> _WHAT YOU NEED TO DO_
State how many lines in the listing below include the word "environment". Give nothing but the number.
--------
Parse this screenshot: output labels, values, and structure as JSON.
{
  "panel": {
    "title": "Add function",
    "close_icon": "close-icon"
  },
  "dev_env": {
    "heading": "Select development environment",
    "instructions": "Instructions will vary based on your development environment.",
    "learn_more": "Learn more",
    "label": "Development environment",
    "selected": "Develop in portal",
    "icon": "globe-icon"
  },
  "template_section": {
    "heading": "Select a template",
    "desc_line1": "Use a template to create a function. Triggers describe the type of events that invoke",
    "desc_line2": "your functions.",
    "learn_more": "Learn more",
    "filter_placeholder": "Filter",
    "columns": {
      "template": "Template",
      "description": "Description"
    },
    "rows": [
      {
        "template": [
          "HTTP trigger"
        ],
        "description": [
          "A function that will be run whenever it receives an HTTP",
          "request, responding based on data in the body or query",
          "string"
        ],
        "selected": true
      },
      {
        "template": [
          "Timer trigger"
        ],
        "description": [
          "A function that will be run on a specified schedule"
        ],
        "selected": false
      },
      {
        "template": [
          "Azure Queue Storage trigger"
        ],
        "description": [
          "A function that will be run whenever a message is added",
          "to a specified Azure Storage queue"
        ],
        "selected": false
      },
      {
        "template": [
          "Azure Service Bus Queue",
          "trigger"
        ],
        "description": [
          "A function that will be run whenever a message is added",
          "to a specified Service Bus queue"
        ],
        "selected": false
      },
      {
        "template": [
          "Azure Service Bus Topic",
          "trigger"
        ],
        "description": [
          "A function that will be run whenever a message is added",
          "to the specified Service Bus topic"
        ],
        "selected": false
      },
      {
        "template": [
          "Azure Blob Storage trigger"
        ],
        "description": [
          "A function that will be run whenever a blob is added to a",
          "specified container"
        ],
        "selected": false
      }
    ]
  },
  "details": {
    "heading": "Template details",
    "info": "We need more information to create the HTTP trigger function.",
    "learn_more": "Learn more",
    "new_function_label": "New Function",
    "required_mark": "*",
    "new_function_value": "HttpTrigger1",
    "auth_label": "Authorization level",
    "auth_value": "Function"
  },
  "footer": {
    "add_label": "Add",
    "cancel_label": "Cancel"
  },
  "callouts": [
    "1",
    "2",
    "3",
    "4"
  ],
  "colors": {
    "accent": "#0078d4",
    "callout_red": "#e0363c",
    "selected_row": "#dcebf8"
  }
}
--------
> _RESPONSE_
3